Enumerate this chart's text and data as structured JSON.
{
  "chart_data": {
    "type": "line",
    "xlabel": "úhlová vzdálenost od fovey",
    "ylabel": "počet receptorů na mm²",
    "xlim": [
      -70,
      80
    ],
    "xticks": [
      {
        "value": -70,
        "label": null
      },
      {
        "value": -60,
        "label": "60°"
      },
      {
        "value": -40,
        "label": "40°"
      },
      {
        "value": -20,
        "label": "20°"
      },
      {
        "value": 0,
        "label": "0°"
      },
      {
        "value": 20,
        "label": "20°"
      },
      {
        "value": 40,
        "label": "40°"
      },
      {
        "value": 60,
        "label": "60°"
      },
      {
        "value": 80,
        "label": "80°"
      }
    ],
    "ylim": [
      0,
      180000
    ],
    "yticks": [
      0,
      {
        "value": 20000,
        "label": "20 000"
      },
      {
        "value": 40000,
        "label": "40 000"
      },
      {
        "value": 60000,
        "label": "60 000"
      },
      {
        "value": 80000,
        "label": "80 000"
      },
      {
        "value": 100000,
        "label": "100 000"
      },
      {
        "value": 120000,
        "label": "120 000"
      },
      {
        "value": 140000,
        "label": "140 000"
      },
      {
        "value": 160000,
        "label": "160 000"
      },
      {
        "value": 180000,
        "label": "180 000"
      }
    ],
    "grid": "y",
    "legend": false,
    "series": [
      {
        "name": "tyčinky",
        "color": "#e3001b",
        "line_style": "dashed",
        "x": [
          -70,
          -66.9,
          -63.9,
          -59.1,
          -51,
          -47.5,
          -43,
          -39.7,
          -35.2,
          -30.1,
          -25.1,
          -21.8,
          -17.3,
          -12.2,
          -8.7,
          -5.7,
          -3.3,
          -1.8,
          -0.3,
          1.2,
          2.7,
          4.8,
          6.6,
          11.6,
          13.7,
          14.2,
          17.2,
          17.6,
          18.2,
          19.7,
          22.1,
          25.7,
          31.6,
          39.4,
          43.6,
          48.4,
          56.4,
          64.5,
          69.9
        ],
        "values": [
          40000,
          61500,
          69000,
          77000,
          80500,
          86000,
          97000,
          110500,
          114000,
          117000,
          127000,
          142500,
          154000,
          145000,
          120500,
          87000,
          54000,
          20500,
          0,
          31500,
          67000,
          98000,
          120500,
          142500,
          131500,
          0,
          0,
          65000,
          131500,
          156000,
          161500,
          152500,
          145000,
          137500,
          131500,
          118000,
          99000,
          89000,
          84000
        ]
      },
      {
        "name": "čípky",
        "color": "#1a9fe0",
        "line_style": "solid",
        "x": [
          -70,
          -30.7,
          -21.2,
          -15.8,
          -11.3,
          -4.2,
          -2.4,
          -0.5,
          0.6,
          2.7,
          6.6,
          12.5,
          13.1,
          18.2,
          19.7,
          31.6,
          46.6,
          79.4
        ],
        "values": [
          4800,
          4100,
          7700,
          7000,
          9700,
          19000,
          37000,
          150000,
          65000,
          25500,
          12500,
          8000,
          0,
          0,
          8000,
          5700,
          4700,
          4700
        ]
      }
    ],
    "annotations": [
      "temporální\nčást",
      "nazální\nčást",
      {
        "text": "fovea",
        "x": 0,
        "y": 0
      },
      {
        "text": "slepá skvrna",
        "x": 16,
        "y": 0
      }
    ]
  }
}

- _EXERCISE PROMPT_
Copy each record from above without leaving any out.

- _EXERCISE RESPONSE_
Enumerate this chart's text and data as structured JSON.
{
  "chart_data": {
    "type": "line",
    "xlabel": "úhlová vzdálenost od fovey",
    "ylabel": "počet receptorů na mm²",
    "xlim": [
      -70,
      80
    ],
    "xticks": [
      {
        "value": -70,
        "label": null
      },
      {
        "value": -60,
        "label": "60°"
      },
      {
        "value": -40,
        "label": "40°"
      },
      {
        "value": -20,
        "label": "20°"
      },
      {
        "value": 0,
        "label": "0°"
      },
      {
        "value": 20,
        "label": "20°"
      },
      {
        "value": 40,
        "label": "40°"
      },
      {
        "value": 60,
        "label": "60°"
      },
      {
        "value": 80,
        "label": "80°"
      }
    ],
    "ylim": [
      0,
      180000
    ],
    "yticks": [
      0,
      {
        "value": 20000,
        "label": "20 000"
      },
      {
        "value": 40000,
        "label": "40 000"
      },
      {
        "value": 60000,
        "label": "60 000"
      },
      {
        "value": 80000,
        "label": "80 000"
      },
      {
        "value": 100000,
        "label": "100 000"
      },
      {
        "value": 120000,
        "label": "120 000"
      },
      {
        "value": 140000,
        "label": "140 000"
      },
      {
        "value": 160000,
        "label": "160 000"
      },
      {
        "value": 180000,
        "label": "180 000"
      }
    ],
    "grid": "y",
    "legend": false,
    "series": [
      {
        "name": "tyčinky",
        "color": "#e3001b",
        "line_style": "dashed",
        "x": [
          -70,
          -66.9,
          -63.9,
          -59.1,
          -51,
          -47.5,
          -43,
          -39.7,
          -35.2,
          -30.1,
          -25.1,
          -21.8,
          -17.3,
          -12.2,
          -8.7,
          -5.7,
          -3.3,
          -1.8,
          -0.3,
          1.2,
          2.7,
          4.8,
          6.6,
          11.6,
          13.7,
          14.2,
          17.2,
          17.6,
          18.2,
          19.7,
          22.1,
          25.7,
          31.6,
          39.4,
          43.6,
          48.4,
          56.4,
          64.5,
          69.9
        ],
        "values": [
          40000,
          61500,
          69000,
          77000,
          80500,
          86000,
          97000,
          110500,
          114000,
          117000,
          127000,
          142500,
          154000,
          145000,
          120500,
          87000,
          54000,
          20500,
          0,
          31500,
          67000,
          98000,
          120500,
          142500,
          131500,
          0,
          0,
          65000,
          131500,
          156000,
          161500,
          152500,
          145000,
          137500,
          131500,
          118000,
          99000,
          89000,
          84000
        ]
      },
      {
        "name": "čípky",
        "color": "#1a9fe0",
        "line_style": "solid",
        "x": [
          -70,
          -30.7,
          -21.2,
          -15.8,
          -11.3,
          -4.2,
          -2.4,
          -0.5,
          0.6,
          2.7,
          6.6,
          12.5,
          13.1,
          18.2,
          19.7,
          31.6,
          46.6,
          79.4
        ],
        "values": [
          4800,
          4100,
          7700,
          7000,
          9700,
          19000,
          37000,
          150000,
          65000,
          25500,
          12500,
          8000,
          0,
          0,
          8000,
          5700,
          4700,
          4700
        ]
      }
    ],
    "annotations": [
      "temporální\nčást",
      "nazální\nčást",
      {
        "text": "fovea",
        "x": 0,
        "y": 0
      },
      {
        "text": "slepá skvrna",
        "x": 16,
        "y": 0
      }
    ]
  }
}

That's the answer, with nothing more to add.